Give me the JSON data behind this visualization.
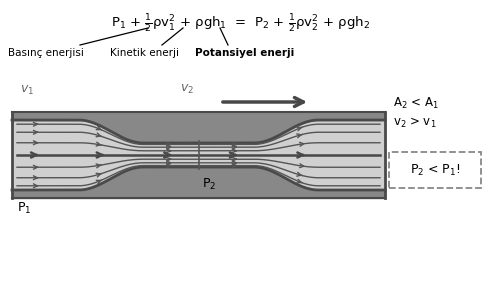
{
  "bg_color": "#ffffff",
  "tube_fill_color": "#d0d0d0",
  "tube_wall_dark": "#4a4a4a",
  "tube_wall_inner": "#6a6a6a",
  "tube_outer_fill": "#888888",
  "arrow_color": "#505050",
  "arrow_big_color": "#484848",
  "label_v1": "v$_1$",
  "label_v2": "v$_2$",
  "label_P1": "P$_1$",
  "label_P2": "P$_2$",
  "right_A": "A$_2$ < A$_1$",
  "right_v": "v$_2$ > v$_1$",
  "right_P": "P$_2$ < P$_1$!",
  "label_basinc": "Basınç enerjisi",
  "label_kinetik": "Kinetik enerji",
  "label_potansiyel": "Potansiyel enerji"
}
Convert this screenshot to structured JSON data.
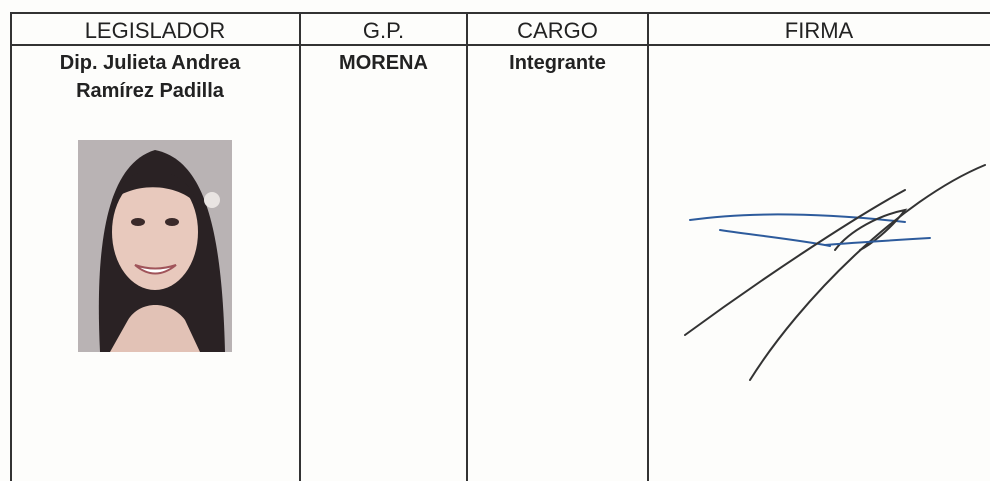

* GIVEN REQUEST
The entries above should be reproduced exactly, without their pictures.

* RESULT OF THIS TASK
Give me the JSON data behind this visualization.
{
  "bg_color": "#ffffff",
  "tube_fill_color": "#d0d0d0",
  "tube_wall_dark": "#4a4a4a",
  "tube_wall_inner": "#6a6a6a",
  "tube_outer_fill": "#888888",
  "arrow_color": "#505050",
  "arrow_big_color": "#484848",
  "label_v1": "v$_1$",
  "label_v2": "v$_2$",
  "label_P1": "P$_1$",
  "label_P2": "P$_2$",
  "right_A": "A$_2$ < A$_1$",
  "right_v": "v$_2$ > v$_1$",
  "right_P": "P$_2$ < P$_1$!",
  "label_basinc": "Basınç enerjisi",
  "label_kinetik": "Kinetik enerji",
  "label_potansiyel": "Potansiyel enerji"
}
Convert this screenshot to structured JSON data.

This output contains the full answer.